Items listed in a dataset

%%

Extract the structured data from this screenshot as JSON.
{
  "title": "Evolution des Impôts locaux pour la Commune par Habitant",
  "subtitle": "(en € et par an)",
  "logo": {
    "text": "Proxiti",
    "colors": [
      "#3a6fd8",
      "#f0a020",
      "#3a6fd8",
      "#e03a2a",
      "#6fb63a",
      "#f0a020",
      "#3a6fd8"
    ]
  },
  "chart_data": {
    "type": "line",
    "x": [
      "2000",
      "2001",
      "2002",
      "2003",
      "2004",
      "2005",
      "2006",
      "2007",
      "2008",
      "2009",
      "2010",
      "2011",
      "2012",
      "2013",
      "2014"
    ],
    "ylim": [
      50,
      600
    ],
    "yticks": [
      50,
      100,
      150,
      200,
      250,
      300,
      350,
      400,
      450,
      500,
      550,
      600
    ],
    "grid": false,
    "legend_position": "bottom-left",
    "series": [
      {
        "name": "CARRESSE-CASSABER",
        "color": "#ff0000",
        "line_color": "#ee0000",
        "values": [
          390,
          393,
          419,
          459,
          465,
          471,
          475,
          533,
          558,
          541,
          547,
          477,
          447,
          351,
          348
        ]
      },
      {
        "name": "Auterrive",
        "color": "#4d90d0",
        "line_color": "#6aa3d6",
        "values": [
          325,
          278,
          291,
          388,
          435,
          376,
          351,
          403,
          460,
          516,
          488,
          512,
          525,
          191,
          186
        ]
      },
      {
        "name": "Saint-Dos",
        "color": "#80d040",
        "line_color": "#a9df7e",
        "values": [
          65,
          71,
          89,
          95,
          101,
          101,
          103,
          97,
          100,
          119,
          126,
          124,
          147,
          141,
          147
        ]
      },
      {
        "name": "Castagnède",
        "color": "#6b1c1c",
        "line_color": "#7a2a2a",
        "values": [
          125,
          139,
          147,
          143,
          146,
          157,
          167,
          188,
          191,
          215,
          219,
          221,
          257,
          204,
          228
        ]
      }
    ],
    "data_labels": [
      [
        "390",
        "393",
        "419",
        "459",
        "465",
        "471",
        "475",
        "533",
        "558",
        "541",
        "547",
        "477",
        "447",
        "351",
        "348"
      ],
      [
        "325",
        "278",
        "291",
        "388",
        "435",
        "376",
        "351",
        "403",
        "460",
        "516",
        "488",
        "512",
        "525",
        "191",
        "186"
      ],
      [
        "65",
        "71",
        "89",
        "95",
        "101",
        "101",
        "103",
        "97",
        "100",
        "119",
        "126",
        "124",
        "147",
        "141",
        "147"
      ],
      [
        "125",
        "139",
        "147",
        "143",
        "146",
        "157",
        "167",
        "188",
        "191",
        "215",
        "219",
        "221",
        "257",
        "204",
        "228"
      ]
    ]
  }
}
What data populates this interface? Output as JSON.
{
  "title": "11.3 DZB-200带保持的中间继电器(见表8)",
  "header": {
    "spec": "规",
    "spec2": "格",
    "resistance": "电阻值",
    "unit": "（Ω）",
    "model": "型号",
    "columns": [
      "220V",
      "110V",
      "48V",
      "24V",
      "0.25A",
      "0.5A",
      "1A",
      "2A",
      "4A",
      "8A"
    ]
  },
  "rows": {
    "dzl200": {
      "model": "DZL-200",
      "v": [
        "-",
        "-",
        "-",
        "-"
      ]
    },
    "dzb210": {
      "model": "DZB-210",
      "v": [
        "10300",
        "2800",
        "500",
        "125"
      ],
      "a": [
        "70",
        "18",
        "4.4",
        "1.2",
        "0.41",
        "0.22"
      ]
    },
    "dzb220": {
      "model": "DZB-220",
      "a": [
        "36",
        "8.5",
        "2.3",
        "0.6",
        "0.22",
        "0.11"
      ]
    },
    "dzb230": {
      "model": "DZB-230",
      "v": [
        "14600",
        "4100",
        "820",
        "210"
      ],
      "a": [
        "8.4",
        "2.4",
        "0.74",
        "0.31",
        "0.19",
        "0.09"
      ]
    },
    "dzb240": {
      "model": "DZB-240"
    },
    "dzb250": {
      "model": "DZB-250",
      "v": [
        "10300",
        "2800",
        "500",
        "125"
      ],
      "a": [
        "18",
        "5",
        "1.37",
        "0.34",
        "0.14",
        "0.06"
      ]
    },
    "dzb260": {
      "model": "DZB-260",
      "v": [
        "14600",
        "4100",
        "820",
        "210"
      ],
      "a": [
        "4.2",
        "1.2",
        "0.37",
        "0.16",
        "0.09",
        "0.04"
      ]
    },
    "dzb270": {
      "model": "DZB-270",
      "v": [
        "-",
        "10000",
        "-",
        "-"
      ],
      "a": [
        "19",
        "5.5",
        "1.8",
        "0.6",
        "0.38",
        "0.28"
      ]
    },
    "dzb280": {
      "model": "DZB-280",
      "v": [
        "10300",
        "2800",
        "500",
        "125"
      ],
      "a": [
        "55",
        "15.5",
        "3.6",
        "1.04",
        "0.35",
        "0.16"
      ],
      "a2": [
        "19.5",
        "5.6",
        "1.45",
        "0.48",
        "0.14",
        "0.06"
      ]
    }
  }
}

%%

*Exercise task*
Write out the whole listing again. Match it word for word.

*Exercise result*
Extract the structured data from this screenshot as JSON.
{
  "title": "Evolution des Impôts locaux pour la Commune par Habitant",
  "subtitle": "(en € et par an)",
  "logo": {
    "text": "Proxiti",
    "colors": [
      "#3a6fd8",
      "#f0a020",
      "#3a6fd8",
      "#e03a2a",
      "#6fb63a",
      "#f0a020",
      "#3a6fd8"
    ]
  },
  "chart_data": {
    "type": "line",
    "x": [
      "2000",
      "2001",
      "2002",
      "2003",
      "2004",
      "2005",
      "2006",
      "2007",
      "2008",
      "2009",
      "2010",
      "2011",
      "2012",
      "2013",
      "2014"
    ],
    "ylim": [
      50,
      600
    ],
    "yticks": [
      50,
      100,
      150,
      200,
      250,
      300,
      350,
      400,
      450,
      500,
      550,
      600
    ],
    "grid": false,
    "legend_position": "bottom-left",
    "series": [
      {
        "name": "CARRESSE-CASSABER",
        "color": "#ff0000",
        "line_color": "#ee0000",
        "values": [
          390,
          393,
          419,
          459,
          465,
          471,
          475,
          533,
          558,
          541,
          547,
          477,
          447,
          351,
          348
        ]
      },
      {
        "name": "Auterrive",
        "color": "#4d90d0",
        "line_color": "#6aa3d6",
        "values": [
          325,
          278,
          291,
          388,
          435,
          376,
          351,
          403,
          460,
          516,
          488,
          512,
          525,
          191,
          186
        ]
      },
      {
        "name": "Saint-Dos",
        "color": "#80d040",
        "line_color": "#a9df7e",
        "values": [
          65,
          71,
          89,
          95,
          101,
          101,
          103,
          97,
          100,
          119,
          126,
          124,
          147,
          141,
          147
        ]
      },
      {
        "name": "Castagnède",
        "color": "#6b1c1c",
        "line_color": "#7a2a2a",
        "values": [
          125,
          139,
          147,
          143,
          146,
          157,
          167,
          188,
          191,
          215,
          219,
          221,
          257,
          204,
          228
        ]
      }
    ],
    "data_labels": [
      [
        "390",
        "393",
        "419",
        "459",
        "465",
        "471",
        "475",
        "533",
        "558",
        "541",
        "547",
        "477",
        "447",
        "351",
        "348"
      ],
      [
        "325",
        "278",
        "291",
        "388",
        "435",
        "376",
        "351",
        "403",
        "460",
        "516",
        "488",
        "512",
        "525",
        "191",
        "186"
      ],
      [
        "65",
        "71",
        "89",
        "95",
        "101",
        "101",
        "103",
        "97",
        "100",
        "119",
        "126",
        "124",
        "147",
        "141",
        "147"
      ],
      [
        "125",
        "139",
        "147",
        "143",
        "146",
        "157",
        "167",
        "188",
        "191",
        "215",
        "219",
        "221",
        "257",
        "204",
        "228"
      ]
    ]
  }
}
What data populates this interface? Output as JSON.
{
  "title": "11.3 DZB-200带保持的中间继电器(见表8)",
  "header": {
    "spec": "规",
    "spec2": "格",
    "resistance": "电阻值",
    "unit": "（Ω）",
    "model": "型号",
    "columns": [
      "220V",
      "110V",
      "48V",
      "24V",
      "0.25A",
      "0.5A",
      "1A",
      "2A",
      "4A",
      "8A"
    ]
  },
  "rows": {
    "dzl200": {
      "model": "DZL-200",
      "v": [
        "-",
        "-",
        "-",
        "-"
      ]
    },
    "dzb210": {
      "model": "DZB-210",
      "v": [
        "10300",
        "2800",
        "500",
        "125"
      ],
      "a": [
        "70",
        "18",
        "4.4",
        "1.2",
        "0.41",
        "0.22"
      ]
    },
    "dzb220": {
      "model": "DZB-220",
      "a": [
        "36",
        "8.5",
        "2.3",
        "0.6",
        "0.22",
        "0.11"
      ]
    },
    "dzb230": {
      "model": "DZB-230",
      "v": [
        "14600",
        "4100",
        "820",
        "210"
      ],
      "a": [
        "8.4",
        "2.4",
        "0.74",
        "0.31",
        "0.19",
        "0.09"
      ]
    },
    "dzb240": {
      "model": "DZB-240"
    },
    "dzb250": {
      "model": "DZB-250",
      "v": [
        "10300",
        "2800",
        "500",
        "125"
      ],
      "a": [
        "18",
        "5",
        "1.37",
        "0.34",
        "0.14",
        "0.06"
      ]
    },
    "dzb260": {
      "model": "DZB-260",
      "v": [
        "14600",
        "4100",
        "820",
        "210"
      ],
      "a": [
        "4.2",
        "1.2",
        "0.37",
        "0.16",
        "0.09",
        "0.04"
      ]
    },
    "dzb270": {
      "model": "DZB-270",
      "v": [
        "-",
        "10000",
        "-",
        "-"
      ],
      "a": [
        "19",
        "5.5",
        "1.8",
        "0.6",
        "0.38",
        "0.28"
      ]
    },
    "dzb280": {
      "model": "DZB-280",
      "v": [
        "10300",
        "2800",
        "500",
        "125"
      ],
      "a": [
        "55",
        "15.5",
        "3.6",
        "1.04",
        "0.35",
        "0.16"
      ],
      "a2": [
        "19.5",
        "5.6",
        "1.45",
        "0.48",
        "0.14",
        "0.06"
      ]
    }
  }
}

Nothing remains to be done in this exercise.